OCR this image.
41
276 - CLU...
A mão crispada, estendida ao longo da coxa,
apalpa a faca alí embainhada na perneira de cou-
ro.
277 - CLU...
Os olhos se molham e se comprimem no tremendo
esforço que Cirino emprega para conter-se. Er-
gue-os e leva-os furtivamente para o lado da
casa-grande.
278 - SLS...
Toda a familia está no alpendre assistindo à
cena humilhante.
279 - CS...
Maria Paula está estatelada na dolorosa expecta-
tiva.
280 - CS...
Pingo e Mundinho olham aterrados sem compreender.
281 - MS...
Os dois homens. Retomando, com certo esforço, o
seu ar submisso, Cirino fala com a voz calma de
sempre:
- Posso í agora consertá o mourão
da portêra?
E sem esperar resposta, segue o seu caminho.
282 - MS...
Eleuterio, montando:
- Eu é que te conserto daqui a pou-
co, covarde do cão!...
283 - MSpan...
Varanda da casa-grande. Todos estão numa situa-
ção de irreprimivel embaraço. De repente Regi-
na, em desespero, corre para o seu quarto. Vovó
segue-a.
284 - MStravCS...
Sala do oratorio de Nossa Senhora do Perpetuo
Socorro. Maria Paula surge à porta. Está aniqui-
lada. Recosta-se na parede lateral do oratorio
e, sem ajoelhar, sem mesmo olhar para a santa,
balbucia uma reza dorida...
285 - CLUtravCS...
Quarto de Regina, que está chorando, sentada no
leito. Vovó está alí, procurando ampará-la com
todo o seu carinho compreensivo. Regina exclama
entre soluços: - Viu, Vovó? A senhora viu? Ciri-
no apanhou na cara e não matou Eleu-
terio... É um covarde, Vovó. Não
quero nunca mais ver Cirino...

------------------------------------------------------------------------

Reproduce each record shown above without altering a single word.

OCR this image.
41
276 - CLU...
A mão crispada, estendida ao longo da coxa,
apalpa a faca alí embainhada na perneira de cou-
ro.
277 - CLU...
Os olhos se molham e se comprimem no tremendo
esforço que Cirino emprega para conter-se. Er-
gue-os e leva-os furtivamente para o lado da
casa-grande.
278 - SLS...
Toda a familia está no alpendre assistindo à
cena humilhante.
279 - CS...
Maria Paula está estatelada na dolorosa expecta-
tiva.
280 - CS...
Pingo e Mundinho olham aterrados sem compreender.
281 - MS...
Os dois homens. Retomando, com certo esforço, o
seu ar submisso, Cirino fala com a voz calma de
sempre:
- Posso í agora consertá o mourão
da portêra?
E sem esperar resposta, segue o seu caminho.
282 - MS...
Eleuterio, montando:
- Eu é que te conserto daqui a pou-
co, covarde do cão!...
283 - MSpan...
Varanda da casa-grande. Todos estão numa situa-
ção de irreprimivel embaraço. De repente Regi-
na, em desespero, corre para o seu quarto. Vovó
segue-a.
284 - MStravCS...
Sala do oratorio de Nossa Senhora do Perpetuo
Socorro. Maria Paula surge à porta. Está aniqui-
lada. Recosta-se na parede lateral do oratorio
e, sem ajoelhar, sem mesmo olhar para a santa,
balbucia uma reza dorida...
285 - CLUtravCS...
Quarto de Regina, que está chorando, sentada no
leito. Vovó está alí, procurando ampará-la com
todo o seu carinho compreensivo. Regina exclama
entre soluços: - Viu, Vovó? A senhora viu? Ciri-
no apanhou na cara e não matou Eleu-
terio... É um covarde, Vovó. Não
quero nunca mais ver Cirino...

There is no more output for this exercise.